#### WHAT IS REQUIRED:
Locate each line below that includes "calls" and reproduce it.

#### DATA PROVIDED:
━━━━━━━━━━━━━━━━━━━━

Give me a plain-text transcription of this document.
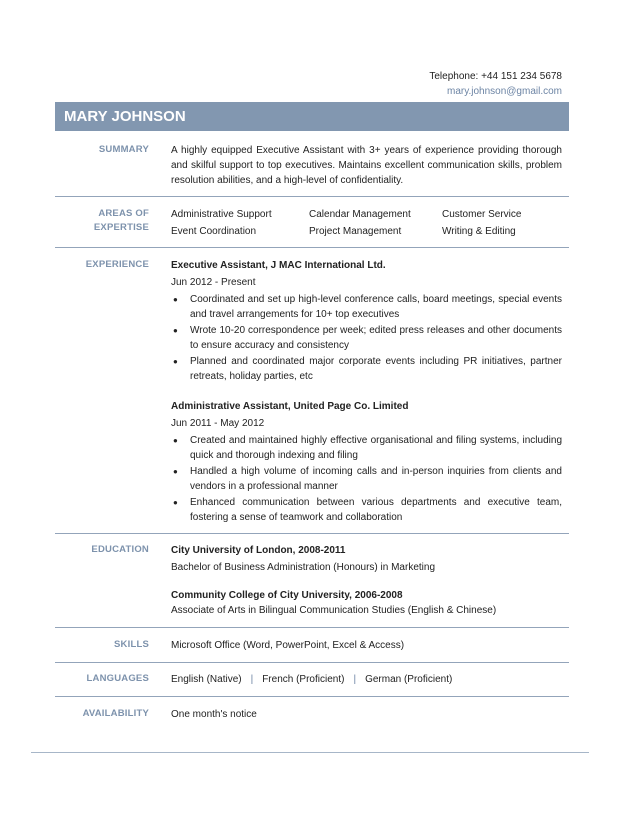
Telephone: +44 151 234 5678
mary.johnson@gmail.com
MARY JOHNSON
SUMMARY A highly equipped Executive Assistant with 3+ years of experience providing thorough and skilful support to top executives. Maintains excellent communication skills, problem resolution abilities, and a high-level of confidentiality.
AREAS OF
EXPERTISE
Administrative Support	Calendar Management	Customer Service
Event Coordination	Project Management	Writing & Editing
EXPERIENCE Executive Assistant, J MAC International Ltd.
Jun 2012 - Present
● Coordinated and set up high-level conference calls, board meetings, special events and travel arrangements for 10+ top executives
● Wrote 10-20 correspondence per week; edited press releases and other documents to ensure accuracy and consistency
● Planned and coordinated major corporate events including PR initiatives, partner retreats, holiday parties, etc
Administrative Assistant, United Page Co. Limited
Jun 2011 - May 2012
● Created and maintained highly effective organisational and filing systems, including quick and thorough indexing and filing
● Handled a high volume of incoming calls and in-person inquiries from clients and vendors in a professional manner
● Enhanced communication between various departments and executive team, fostering a sense of teamwork and collaboration
EDUCATION City University of London, 2008-2011
Bachelor of Business Administration (Honours) in Marketing
Community College of City University, 2006-2008
Associate of Arts in Bilingual Communication Studies (English & Chinese)
SKILLS Microsoft Office (Word, PowerPoint, Excel & Access)
LANGUAGES English (Native) | French (Proficient) | German (Proficient)
AVAILABILITY One month's notice
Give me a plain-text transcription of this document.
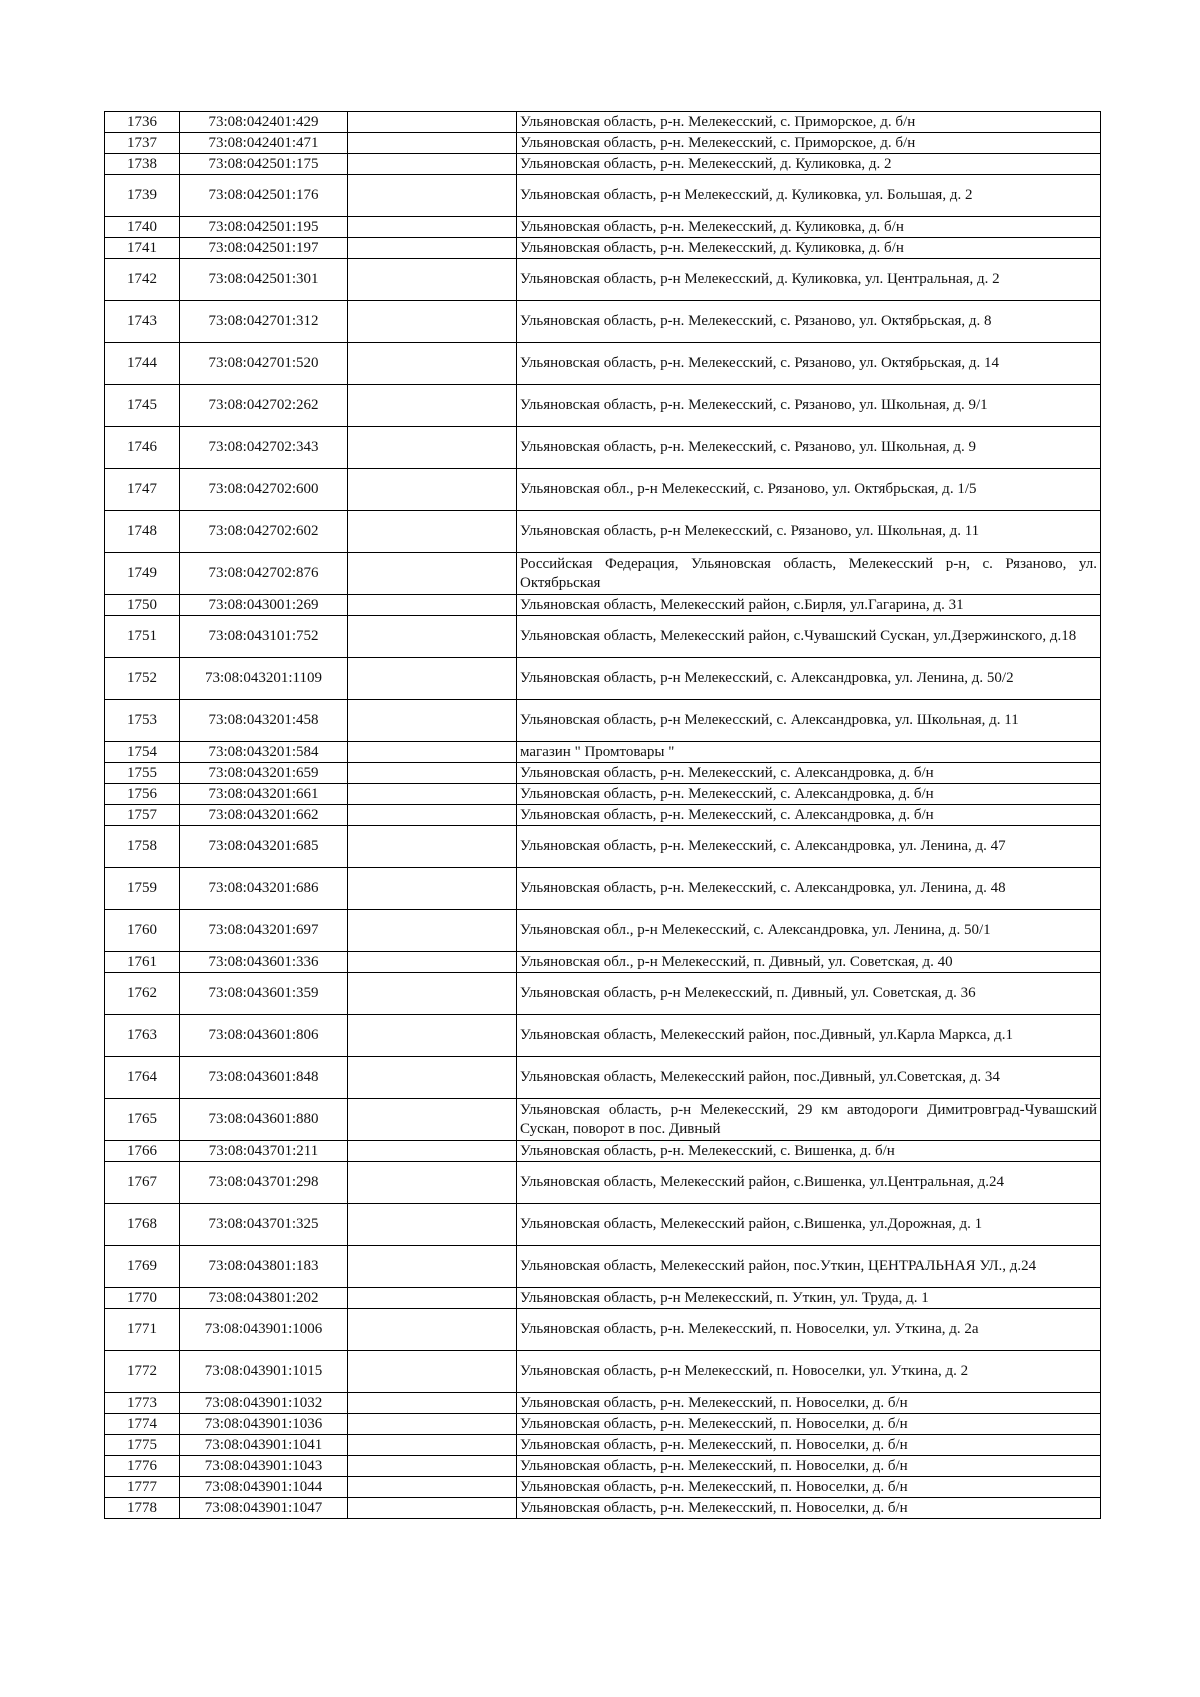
1736	73:08:042401:429		Ульяновская область, р-н. Мелекесский, с. Приморское, д. б/н
1737	73:08:042401:471		Ульяновская область, р-н. Мелекесский, с. Приморское, д. б/н
1738	73:08:042501:175		Ульяновская область, р-н. Мелекесский, д. Куликовка, д. 2
1739	73:08:042501:176		Ульяновская область, р-н Мелекесский, д. Куликовка, ул. Большая, д. 2
1740	73:08:042501:195		Ульяновская область, р-н. Мелекесский, д. Куликовка, д. б/н
1741	73:08:042501:197		Ульяновская область, р-н. Мелекесский, д. Куликовка, д. б/н
1742	73:08:042501:301		Ульяновская область, р-н Мелекесский, д. Куликовка, ул. Центральная, д. 2
1743	73:08:042701:312		Ульяновская область, р-н. Мелекесский, с. Рязаново, ул. Октябрьская, д. 8
1744	73:08:042701:520		Ульяновская область, р-н. Мелекесский, с. Рязаново, ул. Октябрьская, д. 14
1745	73:08:042702:262		Ульяновская область, р-н. Мелекесский, с. Рязаново, ул. Школьная, д. 9/1
1746	73:08:042702:343		Ульяновская область, р-н. Мелекесский, с. Рязаново, ул. Школьная, д. 9
1747	73:08:042702:600		Ульяновская обл., р-н Мелекесский, с. Рязаново, ул. Октябрьская, д. 1/5
1748	73:08:042702:602		Ульяновская область, р-н Мелекесский, с. Рязаново, ул. Школьная, д. 11
1749	73:08:042702:876		Российская Федерация, Ульяновская область, Мелекесский р-н, с. Рязаново, ул. Октябрьская
1750	73:08:043001:269		Ульяновская область, Мелекесский район, с.Бирля, ул.Гагарина, д. 31
1751	73:08:043101:752		Ульяновская область, Мелекесский район, с.Чувашский Сускан, ул.Дзержинского, д.18
1752	73:08:043201:1109		Ульяновская область, р-н Мелекесский, с. Александровка, ул. Ленина, д. 50/2
1753	73:08:043201:458		Ульяновская область, р-н Мелекесский, с. Александровка, ул. Школьная, д. 11
1754	73:08:043201:584		магазин " Промтовары "
1755	73:08:043201:659		Ульяновская область, р-н. Мелекесский, с. Александровка, д. б/н
1756	73:08:043201:661		Ульяновская область, р-н. Мелекесский, с. Александровка, д. б/н
1757	73:08:043201:662		Ульяновская область, р-н. Мелекесский, с. Александровка, д. б/н
1758	73:08:043201:685		Ульяновская область, р-н. Мелекесский, с. Александровка, ул. Ленина, д. 47
1759	73:08:043201:686		Ульяновская область, р-н. Мелекесский, с. Александровка, ул. Ленина, д. 48
1760	73:08:043201:697		Ульяновская обл., р-н Мелекесский, с. Александровка, ул. Ленина, д. 50/1
1761	73:08:043601:336		Ульяновская обл., р-н Мелекесский, п. Дивный, ул. Советская, д. 40
1762	73:08:043601:359		Ульяновская область, р-н Мелекесский, п. Дивный, ул. Советская, д. 36
1763	73:08:043601:806		Ульяновская область, Мелекесский район, пос.Дивный, ул.Карла Маркса, д.1
1764	73:08:043601:848		Ульяновская область, Мелекесский район, пос.Дивный, ул.Советская, д. 34
1765	73:08:043601:880		Ульяновская область, р-н Мелекесский, 29 км автодороги Димитровград-Чувашский Сускан, поворот в пос. Дивный
1766	73:08:043701:211		Ульяновская область, р-н. Мелекесский, с. Вишенка, д. б/н
1767	73:08:043701:298		Ульяновская область, Мелекесский район, с.Вишенка, ул.Центральная, д.24
1768	73:08:043701:325		Ульяновская область, Мелекесский район, с.Вишенка, ул.Дорожная, д. 1
1769	73:08:043801:183		Ульяновская область, Мелекесский район, пос.Уткин, ЦЕНТРАЛЬНАЯ УЛ., д.24
1770	73:08:043801:202		Ульяновская область, р-н Мелекесский, п. Уткин, ул. Труда, д. 1
1771	73:08:043901:1006		Ульяновская область, р-н. Мелекесский, п. Новоселки, ул. Уткина, д. 2а
1772	73:08:043901:1015		Ульяновская область, р-н Мелекесский, п. Новоселки, ул. Уткина, д. 2
1773	73:08:043901:1032		Ульяновская область, р-н. Мелекесский, п. Новоселки, д. б/н
1774	73:08:043901:1036		Ульяновская область, р-н. Мелекесский, п. Новоселки, д. б/н
1775	73:08:043901:1041		Ульяновская область, р-н. Мелекесский, п. Новоселки, д. б/н
1776	73:08:043901:1043		Ульяновская область, р-н. Мелекесский, п. Новоселки, д. б/н
1777	73:08:043901:1044		Ульяновская область, р-н. Мелекесский, п. Новоселки, д. б/н
1778	73:08:043901:1047		Ульяновская область, р-н. Мелекесский, п. Новоселки, д. б/н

━━━━━━━━━━━━━━━━━━━━

#### REPLY TO THE EXERCISE:
● Coordinated and set up high-level conference calls, board meetings, special events and travel arrangements for 10+ top executives
● Handled a high volume of incoming calls and in-person inquiries from clients and vendors in a professional manner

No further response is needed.